SET EXERCISE –
Make an exact copy of the records, dropping all pictures.
--- Begin EXTRACTED ENTRIES ---
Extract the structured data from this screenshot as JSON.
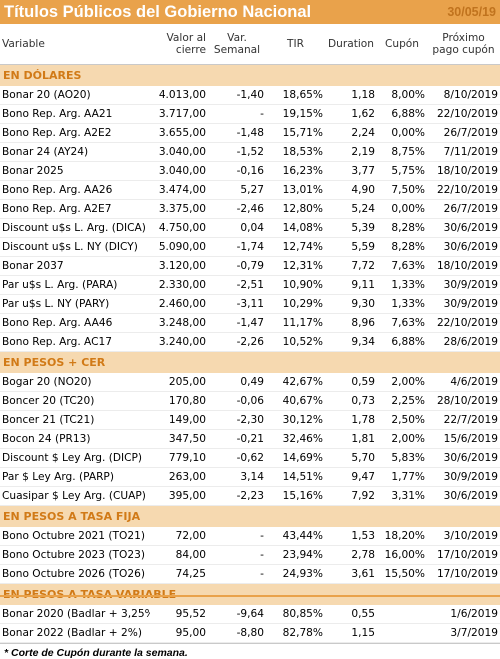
{
  "header": {
    "title": "Títulos Públicos del Gobierno Nacional",
    "date": "30/05/19"
  },
  "columns": {
    "variable": "Variable",
    "valor": [
      "Valor al",
      "cierre"
    ],
    "var": [
      "Var.",
      "Semanal"
    ],
    "tir": "TIR",
    "duration": "Duration",
    "cupon": "Cupón",
    "proximo": [
      "Próximo",
      "pago cupón"
    ]
  },
  "sections": [
    {
      "title": "EN DÓLARES",
      "rows": [
        [
          "Bonar 20 (AO20)",
          "4.013,00",
          "-1,40",
          "18,65%",
          "1,18",
          "8,00%",
          "8/10/2019"
        ],
        [
          "Bono Rep. Arg. AA21",
          "3.717,00",
          "-",
          "19,15%",
          "1,62",
          "6,88%",
          "22/10/2019"
        ],
        [
          "Bono Rep. Arg. A2E2",
          "3.655,00",
          "-1,48",
          "15,71%",
          "2,24",
          "0,00%",
          "26/7/2019"
        ],
        [
          "Bonar 24 (AY24)",
          "3.040,00",
          "-1,52",
          "18,53%",
          "2,19",
          "8,75%",
          "7/11/2019"
        ],
        [
          "Bonar 2025",
          "3.040,00",
          "-0,16",
          "16,23%",
          "3,77",
          "5,75%",
          "18/10/2019"
        ],
        [
          "Bono Rep. Arg. AA26",
          "3.474,00",
          "5,27",
          "13,01%",
          "4,90",
          "7,50%",
          "22/10/2019"
        ],
        [
          "Bono Rep. Arg. A2E7",
          "3.375,00",
          "-2,46",
          "12,80%",
          "5,24",
          "0,00%",
          "26/7/2019"
        ],
        [
          "Discount u$s L. Arg. (DICA)",
          "4.750,00",
          "0,04",
          "14,08%",
          "5,39",
          "8,28%",
          "30/6/2019"
        ],
        [
          "Discount u$s L. NY (DICY)",
          "5.090,00",
          "-1,74",
          "12,74%",
          "5,59",
          "8,28%",
          "30/6/2019"
        ],
        [
          "Bonar 2037",
          "3.120,00",
          "-0,79",
          "12,31%",
          "7,72",
          "7,63%",
          "18/10/2019"
        ],
        [
          "Par u$s L. Arg. (PARA)",
          "2.330,00",
          "-2,51",
          "10,90%",
          "9,11",
          "1,33%",
          "30/9/2019"
        ],
        [
          "Par u$s L. NY (PARY)",
          "2.460,00",
          "-3,11",
          "10,29%",
          "9,30",
          "1,33%",
          "30/9/2019"
        ],
        [
          "Bono Rep. Arg. AA46",
          "3.248,00",
          "-1,47",
          "11,17%",
          "8,96",
          "7,63%",
          "22/10/2019"
        ],
        [
          "Bono Rep. Arg. AC17",
          "3.240,00",
          "-2,26",
          "10,52%",
          "9,34",
          "6,88%",
          "28/6/2019"
        ]
      ]
    },
    {
      "title": "EN PESOS + CER",
      "rows": [
        [
          "Bogar 20 (NO20)",
          "205,00",
          "0,49",
          "42,67%",
          "0,59",
          "2,00%",
          "4/6/2019"
        ],
        [
          "Boncer 20 (TC20)",
          "170,80",
          "-0,06",
          "40,67%",
          "0,73",
          "2,25%",
          "28/10/2019"
        ],
        [
          "Boncer 21 (TC21)",
          "149,00",
          "-2,30",
          "30,12%",
          "1,78",
          "2,50%",
          "22/7/2019"
        ],
        [
          "Bocon 24 (PR13)",
          "347,50",
          "-0,21",
          "32,46%",
          "1,81",
          "2,00%",
          "15/6/2019"
        ],
        [
          "Discount $ Ley Arg. (DICP)",
          "779,10",
          "-0,62",
          "14,69%",
          "5,70",
          "5,83%",
          "30/6/2019"
        ],
        [
          "Par $ Ley Arg. (PARP)",
          "263,00",
          "3,14",
          "14,51%",
          "9,47",
          "1,77%",
          "30/9/2019"
        ],
        [
          "Cuasipar $ Ley Arg. (CUAP)",
          "395,00",
          "-2,23",
          "15,16%",
          "7,92",
          "3,31%",
          "30/6/2019"
        ]
      ]
    },
    {
      "title": "EN PESOS A TASA FIJA",
      "rows": [
        [
          "Bono Octubre 2021 (TO21)",
          "72,00",
          "-",
          "43,44%",
          "1,53",
          "18,20%",
          "3/10/2019"
        ],
        [
          "Bono Octubre 2023 (TO23)",
          "84,00",
          "-",
          "23,94%",
          "2,78",
          "16,00%",
          "17/10/2019"
        ],
        [
          "Bono Octubre 2026 (TO26)",
          "74,25",
          "-",
          "24,93%",
          "3,61",
          "15,50%",
          "17/10/2019"
        ]
      ]
    },
    {
      "title": "EN PESOS A TASA VARIABLE",
      "rows": [
        [
          "Bonar 2020 (Badlar + 3,25%",
          "95,52",
          "-9,64",
          "80,85%",
          "0,55",
          "",
          "1/6/2019"
        ],
        [
          "Bonar 2022 (Badlar + 2%)",
          "95,00",
          "-8,80",
          "82,78%",
          "1,15",
          "",
          "3/7/2019"
        ]
      ]
    }
  ],
  "footnote": "* Corte de Cupón durante la semana."
}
--- End EXTRACTED ENTRIES ---
WORKED ANSWER –
Extract the structured data from this screenshot as JSON.
{
  "header": {
    "title": "Títulos Públicos del Gobierno Nacional",
    "date": "30/05/19"
  },
  "columns": {
    "variable": "Variable",
    "valor": [
      "Valor al",
      "cierre"
    ],
    "var": [
      "Var.",
      "Semanal"
    ],
    "tir": "TIR",
    "duration": "Duration",
    "cupon": "Cupón",
    "proximo": [
      "Próximo",
      "pago cupón"
    ]
  },
  "sections": [
    {
      "title": "EN DÓLARES",
      "rows": [
        [
          "Bonar 20 (AO20)",
          "4.013,00",
          "-1,40",
          "18,65%",
          "1,18",
          "8,00%",
          "8/10/2019"
        ],
        [
          "Bono Rep. Arg. AA21",
          "3.717,00",
          "-",
          "19,15%",
          "1,62",
          "6,88%",
          "22/10/2019"
        ],
        [
          "Bono Rep. Arg. A2E2",
          "3.655,00",
          "-1,48",
          "15,71%",
          "2,24",
          "0,00%",
          "26/7/2019"
        ],
        [
          "Bonar 24 (AY24)",
          "3.040,00",
          "-1,52",
          "18,53%",
          "2,19",
          "8,75%",
          "7/11/2019"
        ],
        [
          "Bonar 2025",
          "3.040,00",
          "-0,16",
          "16,23%",
          "3,77",
          "5,75%",
          "18/10/2019"
        ],
        [
          "Bono Rep. Arg. AA26",
          "3.474,00",
          "5,27",
          "13,01%",
          "4,90",
          "7,50%",
          "22/10/2019"
        ],
        [
          "Bono Rep. Arg. A2E7",
          "3.375,00",
          "-2,46",
          "12,80%",
          "5,24",
          "0,00%",
          "26/7/2019"
        ],
        [
          "Discount u$s L. Arg. (DICA)",
          "4.750,00",
          "0,04",
          "14,08%",
          "5,39",
          "8,28%",
          "30/6/2019"
        ],
        [
          "Discount u$s L. NY (DICY)",
          "5.090,00",
          "-1,74",
          "12,74%",
          "5,59",
          "8,28%",
          "30/6/2019"
        ],
        [
          "Bonar 2037",
          "3.120,00",
          "-0,79",
          "12,31%",
          "7,72",
          "7,63%",
          "18/10/2019"
        ],
        [
          "Par u$s L. Arg. (PARA)",
          "2.330,00",
          "-2,51",
          "10,90%",
          "9,11",
          "1,33%",
          "30/9/2019"
        ],
        [
          "Par u$s L. NY (PARY)",
          "2.460,00",
          "-3,11",
          "10,29%",
          "9,30",
          "1,33%",
          "30/9/2019"
        ],
        [
          "Bono Rep. Arg. AA46",
          "3.248,00",
          "-1,47",
          "11,17%",
          "8,96",
          "7,63%",
          "22/10/2019"
        ],
        [
          "Bono Rep. Arg. AC17",
          "3.240,00",
          "-2,26",
          "10,52%",
          "9,34",
          "6,88%",
          "28/6/2019"
        ]
      ]
    },
    {
      "title": "EN PESOS + CER",
      "rows": [
        [
          "Bogar 20 (NO20)",
          "205,00",
          "0,49",
          "42,67%",
          "0,59",
          "2,00%",
          "4/6/2019"
        ],
        [
          "Boncer 20 (TC20)",
          "170,80",
          "-0,06",
          "40,67%",
          "0,73",
          "2,25%",
          "28/10/2019"
        ],
        [
          "Boncer 21 (TC21)",
          "149,00",
          "-2,30",
          "30,12%",
          "1,78",
          "2,50%",
          "22/7/2019"
        ],
        [
          "Bocon 24 (PR13)",
          "347,50",
          "-0,21",
          "32,46%",
          "1,81",
          "2,00%",
          "15/6/2019"
        ],
        [
          "Discount $ Ley Arg. (DICP)",
          "779,10",
          "-0,62",
          "14,69%",
          "5,70",
          "5,83%",
          "30/6/2019"
        ],
        [
          "Par $ Ley Arg. (PARP)",
          "263,00",
          "3,14",
          "14,51%",
          "9,47",
          "1,77%",
          "30/9/2019"
        ],
        [
          "Cuasipar $ Ley Arg. (CUAP)",
          "395,00",
          "-2,23",
          "15,16%",
          "7,92",
          "3,31%",
          "30/6/2019"
        ]
      ]
    },
    {
      "title": "EN PESOS A TASA FIJA",
      "rows": [
        [
          "Bono Octubre 2021 (TO21)",
          "72,00",
          "-",
          "43,44%",
          "1,53",
          "18,20%",
          "3/10/2019"
        ],
        [
          "Bono Octubre 2023 (TO23)",
          "84,00",
          "-",
          "23,94%",
          "2,78",
          "16,00%",
          "17/10/2019"
        ],
        [
          "Bono Octubre 2026 (TO26)",
          "74,25",
          "-",
          "24,93%",
          "3,61",
          "15,50%",
          "17/10/2019"
        ]
      ]
    },
    {
      "title": "EN PESOS A TASA VARIABLE",
      "rows": [
        [
          "Bonar 2020 (Badlar + 3,25%",
          "95,52",
          "-9,64",
          "80,85%",
          "0,55",
          "",
          "1/6/2019"
        ],
        [
          "Bonar 2022 (Badlar + 2%)",
          "95,00",
          "-8,80",
          "82,78%",
          "1,15",
          "",
          "3/7/2019"
        ]
      ]
    }
  ],
  "footnote": "* Corte de Cupón durante la semana."
}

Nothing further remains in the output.